> [INPUT DATA]
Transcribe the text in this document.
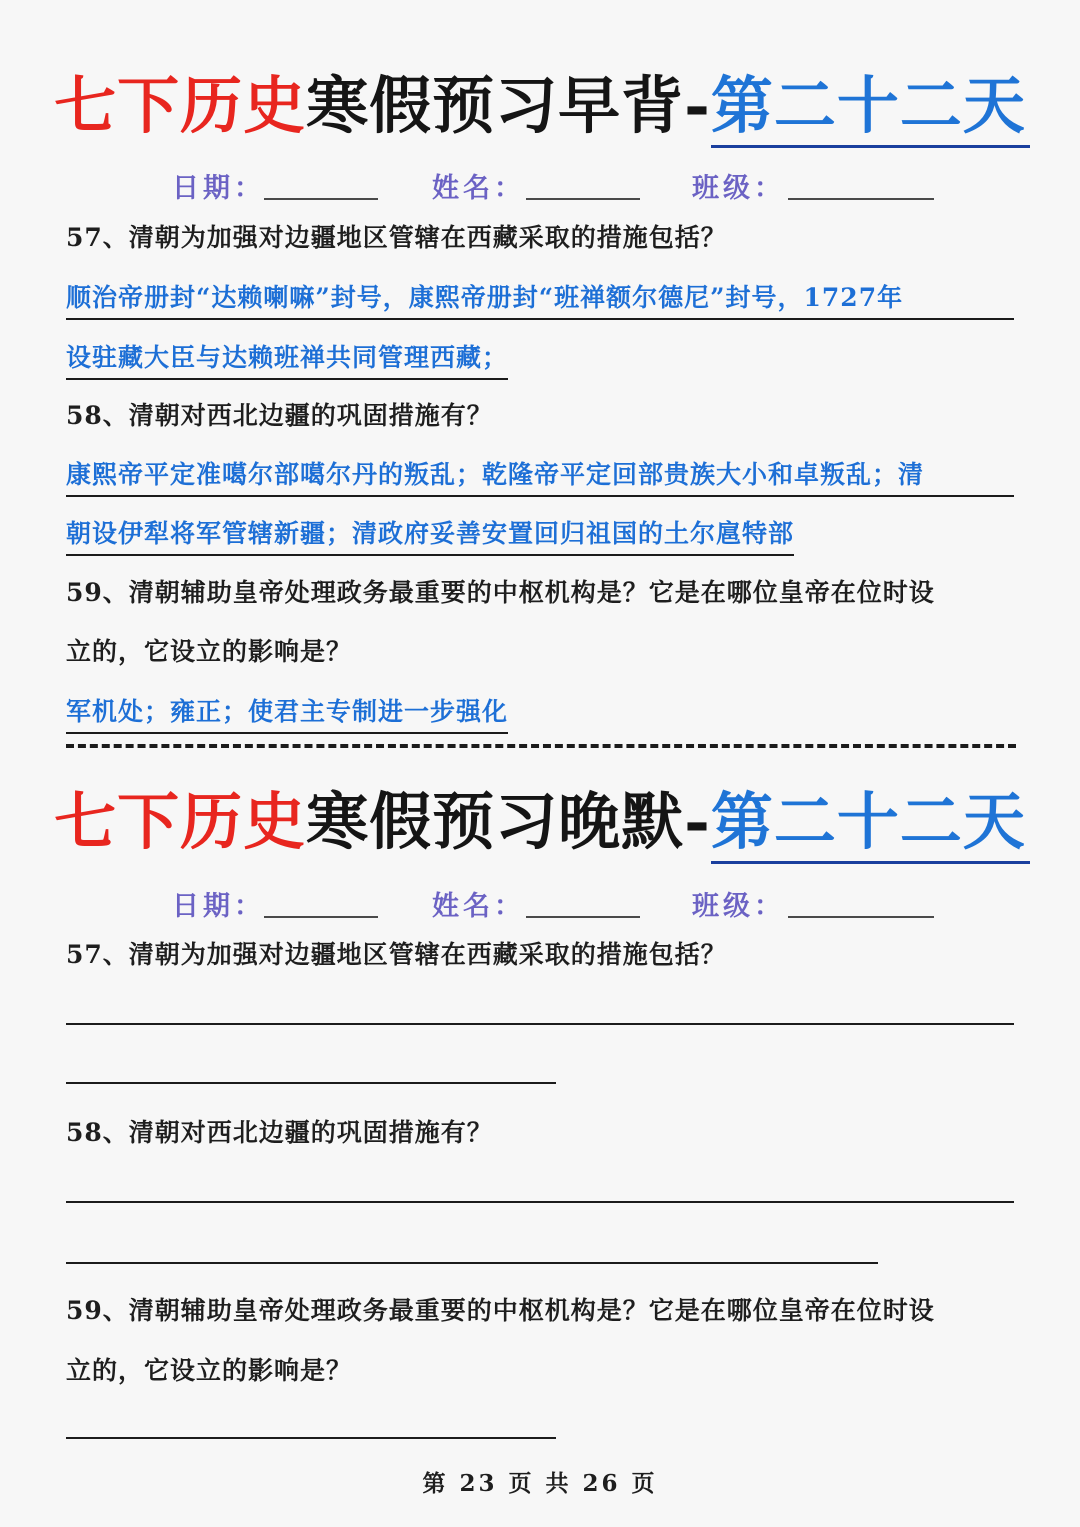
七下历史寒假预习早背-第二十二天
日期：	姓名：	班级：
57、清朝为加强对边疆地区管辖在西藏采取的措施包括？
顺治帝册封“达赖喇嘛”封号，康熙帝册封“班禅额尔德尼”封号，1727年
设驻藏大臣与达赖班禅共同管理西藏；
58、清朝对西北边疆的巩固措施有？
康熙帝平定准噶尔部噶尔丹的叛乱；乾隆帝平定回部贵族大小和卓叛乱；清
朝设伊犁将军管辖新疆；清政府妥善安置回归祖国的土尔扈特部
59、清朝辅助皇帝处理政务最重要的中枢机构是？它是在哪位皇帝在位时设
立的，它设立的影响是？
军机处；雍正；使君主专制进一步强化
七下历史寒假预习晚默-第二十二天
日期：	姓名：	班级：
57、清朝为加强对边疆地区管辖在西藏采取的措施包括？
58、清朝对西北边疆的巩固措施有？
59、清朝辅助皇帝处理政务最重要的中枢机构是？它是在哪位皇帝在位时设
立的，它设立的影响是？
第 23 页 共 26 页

> [THE REQUEST] Write out the whole listing again, exactly, with no pictures.

> [CORRECT RESPONSE]
Transcribe the text in this document.
七下历史寒假预习早背-第二十二天
日期：	姓名：	班级：
57、清朝为加强对边疆地区管辖在西藏采取的措施包括？
顺治帝册封“达赖喇嘛”封号，康熙帝册封“班禅额尔德尼”封号，1727年
设驻藏大臣与达赖班禅共同管理西藏；
58、清朝对西北边疆的巩固措施有？
康熙帝平定准噶尔部噶尔丹的叛乱；乾隆帝平定回部贵族大小和卓叛乱；清
朝设伊犁将军管辖新疆；清政府妥善安置回归祖国的土尔扈特部
59、清朝辅助皇帝处理政务最重要的中枢机构是？它是在哪位皇帝在位时设
立的，它设立的影响是？
军机处；雍正；使君主专制进一步强化
七下历史寒假预习晚默-第二十二天
日期：	姓名：	班级：
57、清朝为加强对边疆地区管辖在西藏采取的措施包括？
58、清朝对西北边疆的巩固措施有？
59、清朝辅助皇帝处理政务最重要的中枢机构是？它是在哪位皇帝在位时设
立的，它设立的影响是？
第 23 页 共 26 页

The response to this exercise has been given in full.